Stated task:
All lines in which the word "name" occurs are to be extracted.

Information provided:
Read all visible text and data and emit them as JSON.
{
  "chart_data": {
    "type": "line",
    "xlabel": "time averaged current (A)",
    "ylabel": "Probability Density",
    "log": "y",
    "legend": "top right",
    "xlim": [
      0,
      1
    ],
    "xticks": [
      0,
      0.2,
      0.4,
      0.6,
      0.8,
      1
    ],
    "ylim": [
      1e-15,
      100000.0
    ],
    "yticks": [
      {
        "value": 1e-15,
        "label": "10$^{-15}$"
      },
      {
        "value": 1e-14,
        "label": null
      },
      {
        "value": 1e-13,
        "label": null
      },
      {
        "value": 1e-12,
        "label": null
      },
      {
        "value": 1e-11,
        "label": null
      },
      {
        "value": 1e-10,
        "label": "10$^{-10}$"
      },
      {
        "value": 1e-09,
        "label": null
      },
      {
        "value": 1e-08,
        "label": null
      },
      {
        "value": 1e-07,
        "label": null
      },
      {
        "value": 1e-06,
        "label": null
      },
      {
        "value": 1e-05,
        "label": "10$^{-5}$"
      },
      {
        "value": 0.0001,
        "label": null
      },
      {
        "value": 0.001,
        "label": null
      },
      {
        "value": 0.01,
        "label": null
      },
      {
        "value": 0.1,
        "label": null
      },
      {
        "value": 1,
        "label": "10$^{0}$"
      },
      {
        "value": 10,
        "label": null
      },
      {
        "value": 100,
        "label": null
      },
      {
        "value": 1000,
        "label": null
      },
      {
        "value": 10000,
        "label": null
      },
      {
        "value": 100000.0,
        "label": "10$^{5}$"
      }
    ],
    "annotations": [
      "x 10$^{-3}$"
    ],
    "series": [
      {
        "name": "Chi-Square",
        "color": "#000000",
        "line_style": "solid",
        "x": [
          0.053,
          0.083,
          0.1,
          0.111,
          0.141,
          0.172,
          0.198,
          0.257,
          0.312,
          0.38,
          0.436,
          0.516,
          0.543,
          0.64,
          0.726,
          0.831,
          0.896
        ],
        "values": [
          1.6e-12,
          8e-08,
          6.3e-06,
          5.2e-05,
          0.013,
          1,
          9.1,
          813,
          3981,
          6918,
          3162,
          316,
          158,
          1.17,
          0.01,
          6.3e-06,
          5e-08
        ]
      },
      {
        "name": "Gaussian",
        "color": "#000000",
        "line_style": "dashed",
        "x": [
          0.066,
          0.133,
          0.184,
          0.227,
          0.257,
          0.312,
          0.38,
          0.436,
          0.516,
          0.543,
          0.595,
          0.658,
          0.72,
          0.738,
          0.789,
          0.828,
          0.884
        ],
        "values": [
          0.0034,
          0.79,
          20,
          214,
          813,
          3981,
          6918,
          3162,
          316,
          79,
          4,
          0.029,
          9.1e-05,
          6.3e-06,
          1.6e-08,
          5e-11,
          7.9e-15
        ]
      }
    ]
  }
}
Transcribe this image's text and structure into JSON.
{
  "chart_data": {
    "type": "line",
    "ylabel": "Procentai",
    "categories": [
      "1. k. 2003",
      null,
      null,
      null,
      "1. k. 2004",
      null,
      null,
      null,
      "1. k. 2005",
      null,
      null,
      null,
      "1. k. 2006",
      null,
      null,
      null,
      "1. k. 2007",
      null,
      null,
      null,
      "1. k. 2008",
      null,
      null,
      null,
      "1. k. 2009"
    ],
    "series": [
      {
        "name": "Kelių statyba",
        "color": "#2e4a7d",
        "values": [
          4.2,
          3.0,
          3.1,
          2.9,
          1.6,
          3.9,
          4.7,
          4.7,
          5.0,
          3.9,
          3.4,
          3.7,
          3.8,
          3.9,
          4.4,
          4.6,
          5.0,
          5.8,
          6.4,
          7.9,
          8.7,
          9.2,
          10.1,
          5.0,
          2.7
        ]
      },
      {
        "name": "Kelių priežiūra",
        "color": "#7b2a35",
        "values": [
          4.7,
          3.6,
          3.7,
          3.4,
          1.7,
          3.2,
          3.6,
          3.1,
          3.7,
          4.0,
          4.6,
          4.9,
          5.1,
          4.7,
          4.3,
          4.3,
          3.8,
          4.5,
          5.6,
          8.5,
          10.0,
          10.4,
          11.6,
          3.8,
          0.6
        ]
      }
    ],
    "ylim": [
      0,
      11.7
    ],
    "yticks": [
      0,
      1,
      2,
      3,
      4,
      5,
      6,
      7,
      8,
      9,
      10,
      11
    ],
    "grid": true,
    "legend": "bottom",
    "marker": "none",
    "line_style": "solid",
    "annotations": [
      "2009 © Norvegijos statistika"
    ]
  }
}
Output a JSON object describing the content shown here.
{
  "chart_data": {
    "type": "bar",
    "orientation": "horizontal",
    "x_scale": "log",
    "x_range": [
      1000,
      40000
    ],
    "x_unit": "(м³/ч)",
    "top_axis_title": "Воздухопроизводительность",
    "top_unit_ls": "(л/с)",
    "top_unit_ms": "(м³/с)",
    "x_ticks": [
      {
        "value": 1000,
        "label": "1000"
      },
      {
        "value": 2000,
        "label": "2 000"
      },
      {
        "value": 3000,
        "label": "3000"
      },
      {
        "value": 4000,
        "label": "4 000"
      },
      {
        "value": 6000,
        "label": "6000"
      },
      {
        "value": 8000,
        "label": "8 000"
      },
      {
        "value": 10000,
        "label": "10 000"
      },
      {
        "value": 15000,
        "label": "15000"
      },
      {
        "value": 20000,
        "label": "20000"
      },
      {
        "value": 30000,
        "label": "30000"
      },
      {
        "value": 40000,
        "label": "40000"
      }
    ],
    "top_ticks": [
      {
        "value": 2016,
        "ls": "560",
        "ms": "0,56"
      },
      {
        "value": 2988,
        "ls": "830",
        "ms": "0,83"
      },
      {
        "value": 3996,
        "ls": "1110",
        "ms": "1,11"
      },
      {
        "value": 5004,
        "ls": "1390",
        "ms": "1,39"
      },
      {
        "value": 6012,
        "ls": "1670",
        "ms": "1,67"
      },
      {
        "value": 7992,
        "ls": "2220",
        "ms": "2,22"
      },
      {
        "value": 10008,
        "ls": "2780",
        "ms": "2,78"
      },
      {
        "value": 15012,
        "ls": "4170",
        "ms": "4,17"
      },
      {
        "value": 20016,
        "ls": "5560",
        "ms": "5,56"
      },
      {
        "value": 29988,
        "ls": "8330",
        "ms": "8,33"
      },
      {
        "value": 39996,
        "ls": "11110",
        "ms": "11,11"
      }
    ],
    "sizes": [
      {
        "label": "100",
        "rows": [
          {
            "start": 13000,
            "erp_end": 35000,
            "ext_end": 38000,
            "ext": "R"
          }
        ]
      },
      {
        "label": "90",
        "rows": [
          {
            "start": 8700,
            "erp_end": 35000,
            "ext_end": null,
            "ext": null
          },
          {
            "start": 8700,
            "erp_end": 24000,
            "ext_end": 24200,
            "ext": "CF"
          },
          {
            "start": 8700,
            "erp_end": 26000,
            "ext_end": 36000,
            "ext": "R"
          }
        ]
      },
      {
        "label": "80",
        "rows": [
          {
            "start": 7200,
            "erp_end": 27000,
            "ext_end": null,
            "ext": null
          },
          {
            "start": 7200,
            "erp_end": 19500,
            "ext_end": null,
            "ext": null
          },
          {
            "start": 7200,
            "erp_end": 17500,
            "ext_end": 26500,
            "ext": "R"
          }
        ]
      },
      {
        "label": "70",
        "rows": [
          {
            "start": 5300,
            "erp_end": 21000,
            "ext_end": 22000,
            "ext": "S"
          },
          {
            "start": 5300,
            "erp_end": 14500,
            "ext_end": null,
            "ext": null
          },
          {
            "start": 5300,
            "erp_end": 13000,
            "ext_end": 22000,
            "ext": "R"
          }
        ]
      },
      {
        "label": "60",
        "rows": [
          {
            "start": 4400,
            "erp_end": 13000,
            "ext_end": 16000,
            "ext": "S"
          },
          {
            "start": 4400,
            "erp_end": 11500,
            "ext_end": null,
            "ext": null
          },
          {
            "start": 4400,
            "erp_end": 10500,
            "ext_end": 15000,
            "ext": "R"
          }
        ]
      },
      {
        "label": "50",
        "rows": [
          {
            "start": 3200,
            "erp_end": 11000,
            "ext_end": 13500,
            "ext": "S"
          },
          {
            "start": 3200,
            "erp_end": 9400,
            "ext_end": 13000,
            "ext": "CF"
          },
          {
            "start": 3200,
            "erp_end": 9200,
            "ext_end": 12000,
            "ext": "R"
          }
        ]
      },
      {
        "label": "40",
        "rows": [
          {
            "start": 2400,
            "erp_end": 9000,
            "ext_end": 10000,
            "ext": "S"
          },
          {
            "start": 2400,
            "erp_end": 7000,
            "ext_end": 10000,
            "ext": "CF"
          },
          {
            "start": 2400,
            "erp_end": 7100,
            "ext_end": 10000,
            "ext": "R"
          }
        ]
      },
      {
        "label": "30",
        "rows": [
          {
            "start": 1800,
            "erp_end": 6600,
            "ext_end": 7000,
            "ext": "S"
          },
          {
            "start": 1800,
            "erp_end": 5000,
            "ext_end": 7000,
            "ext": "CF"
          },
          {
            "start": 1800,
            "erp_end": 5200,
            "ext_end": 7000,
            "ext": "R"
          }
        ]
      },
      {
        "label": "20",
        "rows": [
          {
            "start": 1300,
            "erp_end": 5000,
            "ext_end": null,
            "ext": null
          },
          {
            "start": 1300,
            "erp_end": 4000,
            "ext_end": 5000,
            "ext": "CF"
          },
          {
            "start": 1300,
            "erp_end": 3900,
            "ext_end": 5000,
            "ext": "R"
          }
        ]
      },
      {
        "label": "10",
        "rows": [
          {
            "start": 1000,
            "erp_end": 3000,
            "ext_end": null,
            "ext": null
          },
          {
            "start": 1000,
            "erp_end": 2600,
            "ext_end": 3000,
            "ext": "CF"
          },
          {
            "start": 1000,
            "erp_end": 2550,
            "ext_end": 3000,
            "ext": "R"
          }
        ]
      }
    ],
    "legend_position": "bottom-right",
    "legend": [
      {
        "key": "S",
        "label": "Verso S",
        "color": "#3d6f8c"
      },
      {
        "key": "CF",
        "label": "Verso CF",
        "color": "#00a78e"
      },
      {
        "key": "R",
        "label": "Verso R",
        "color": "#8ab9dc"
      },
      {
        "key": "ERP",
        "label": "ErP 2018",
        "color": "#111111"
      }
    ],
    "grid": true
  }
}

Task solution:
        "name": "Chi-Square",
        "name": "Gaussian",
        "name": "Kelių statyba",
        "name": "Kelių priežiūra",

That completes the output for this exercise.